- EXERCISE PROMPT: Every line from the one with "Read all visible content and emit it as JSON." through the final line must be written out exactly, and no other line; omit the pictures.

Figure content listings
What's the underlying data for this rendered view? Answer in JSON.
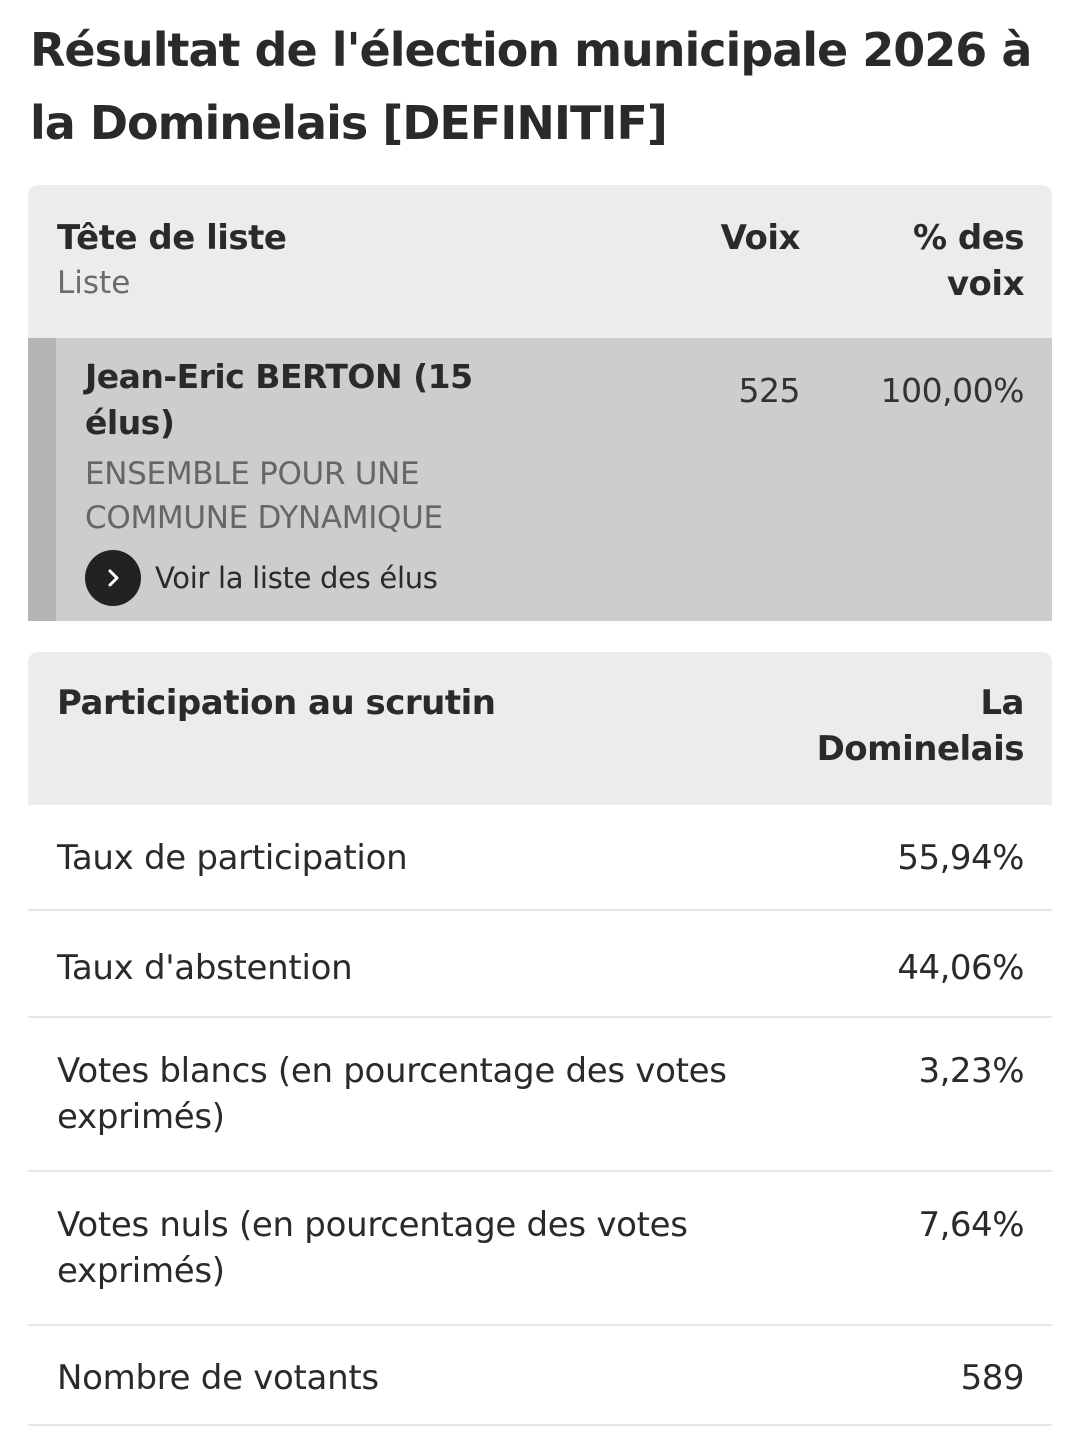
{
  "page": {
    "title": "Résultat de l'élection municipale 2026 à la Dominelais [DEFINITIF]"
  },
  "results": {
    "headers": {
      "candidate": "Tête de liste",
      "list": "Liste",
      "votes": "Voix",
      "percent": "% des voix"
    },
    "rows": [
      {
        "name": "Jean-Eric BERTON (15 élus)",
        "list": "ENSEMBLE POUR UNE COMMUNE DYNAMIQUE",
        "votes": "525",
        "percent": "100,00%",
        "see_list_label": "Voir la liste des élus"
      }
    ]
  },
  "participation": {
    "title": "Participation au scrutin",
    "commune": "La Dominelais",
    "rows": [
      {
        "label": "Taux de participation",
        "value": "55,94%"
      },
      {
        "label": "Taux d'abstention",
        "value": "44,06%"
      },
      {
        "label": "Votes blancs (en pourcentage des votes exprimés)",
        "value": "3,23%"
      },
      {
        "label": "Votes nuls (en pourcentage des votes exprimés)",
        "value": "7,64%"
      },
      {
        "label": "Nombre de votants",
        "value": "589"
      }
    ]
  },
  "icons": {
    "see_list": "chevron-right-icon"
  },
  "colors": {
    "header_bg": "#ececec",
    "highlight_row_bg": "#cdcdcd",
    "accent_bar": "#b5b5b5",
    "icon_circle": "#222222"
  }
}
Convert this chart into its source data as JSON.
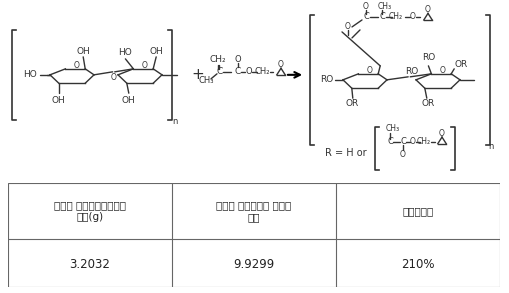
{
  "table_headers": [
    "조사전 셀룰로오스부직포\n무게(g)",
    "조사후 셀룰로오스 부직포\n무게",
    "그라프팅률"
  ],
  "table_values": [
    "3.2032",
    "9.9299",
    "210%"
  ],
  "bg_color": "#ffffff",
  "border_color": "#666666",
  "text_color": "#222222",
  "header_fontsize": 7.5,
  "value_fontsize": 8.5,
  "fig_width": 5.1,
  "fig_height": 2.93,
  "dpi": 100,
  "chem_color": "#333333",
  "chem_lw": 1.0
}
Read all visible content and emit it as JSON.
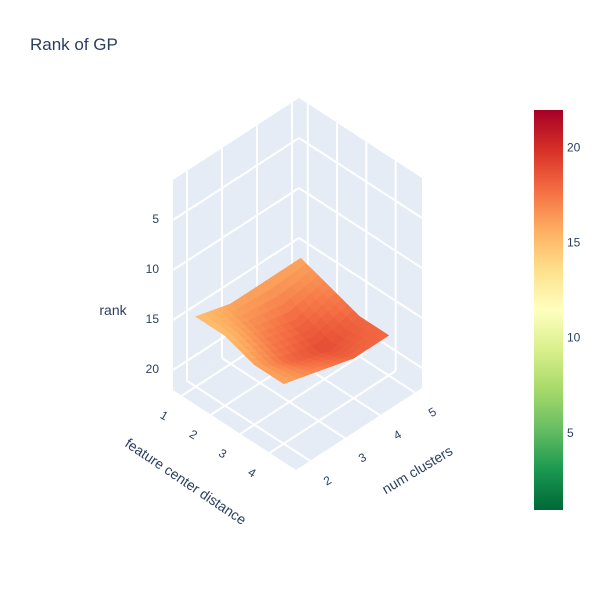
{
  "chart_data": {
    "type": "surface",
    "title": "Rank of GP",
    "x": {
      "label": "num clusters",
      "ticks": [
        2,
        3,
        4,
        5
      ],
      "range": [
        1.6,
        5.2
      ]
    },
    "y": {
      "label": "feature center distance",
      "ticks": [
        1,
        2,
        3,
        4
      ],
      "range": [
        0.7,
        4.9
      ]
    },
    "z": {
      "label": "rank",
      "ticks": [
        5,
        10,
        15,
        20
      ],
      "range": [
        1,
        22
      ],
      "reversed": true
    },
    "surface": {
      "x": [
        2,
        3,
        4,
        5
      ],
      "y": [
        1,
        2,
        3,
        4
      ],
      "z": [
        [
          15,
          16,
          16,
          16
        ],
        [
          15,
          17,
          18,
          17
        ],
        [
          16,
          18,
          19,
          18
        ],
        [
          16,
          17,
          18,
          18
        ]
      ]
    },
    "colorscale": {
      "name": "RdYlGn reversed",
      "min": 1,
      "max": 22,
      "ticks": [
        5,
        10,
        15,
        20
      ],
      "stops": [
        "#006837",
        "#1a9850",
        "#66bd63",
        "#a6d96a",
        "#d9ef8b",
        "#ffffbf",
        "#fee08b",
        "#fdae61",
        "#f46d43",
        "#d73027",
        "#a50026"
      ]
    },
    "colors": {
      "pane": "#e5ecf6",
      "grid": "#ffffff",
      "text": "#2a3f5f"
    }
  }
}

- THE REPLY:
Read all visible content and emit it as JSON.
{
  "chart_data": {
    "type": "surface",
    "title": "Rank of GP",
    "x": {
      "label": "num clusters",
      "ticks": [
        2,
        3,
        4,
        5
      ],
      "range": [
        1.6,
        5.2
      ]
    },
    "y": {
      "label": "feature center distance",
      "ticks": [
        1,
        2,
        3,
        4
      ],
      "range": [
        0.7,
        4.9
      ]
    },
    "z": {
      "label": "rank",
      "ticks": [
        5,
        10,
        15,
        20
      ],
      "range": [
        1,
        22
      ],
      "reversed": true
    },
    "surface": {
      "x": [
        2,
        3,
        4,
        5
      ],
      "y": [
        1,
        2,
        3,
        4
      ],
      "z": [
        [
          15,
          16,
          16,
          16
        ],
        [
          15,
          17,
          18,
          17
        ],
        [
          16,
          18,
          19,
          18
        ],
        [
          16,
          17,
          18,
          18
        ]
      ]
    },
    "colorscale": {
      "name": "RdYlGn reversed",
      "min": 1,
      "max": 22,
      "ticks": [
        5,
        10,
        15,
        20
      ],
      "stops": [
        "#006837",
        "#1a9850",
        "#66bd63",
        "#a6d96a",
        "#d9ef8b",
        "#ffffbf",
        "#fee08b",
        "#fdae61",
        "#f46d43",
        "#d73027",
        "#a50026"
      ]
    },
    "colors": {
      "pane": "#e5ecf6",
      "grid": "#ffffff",
      "text": "#2a3f5f"
    }
  }
}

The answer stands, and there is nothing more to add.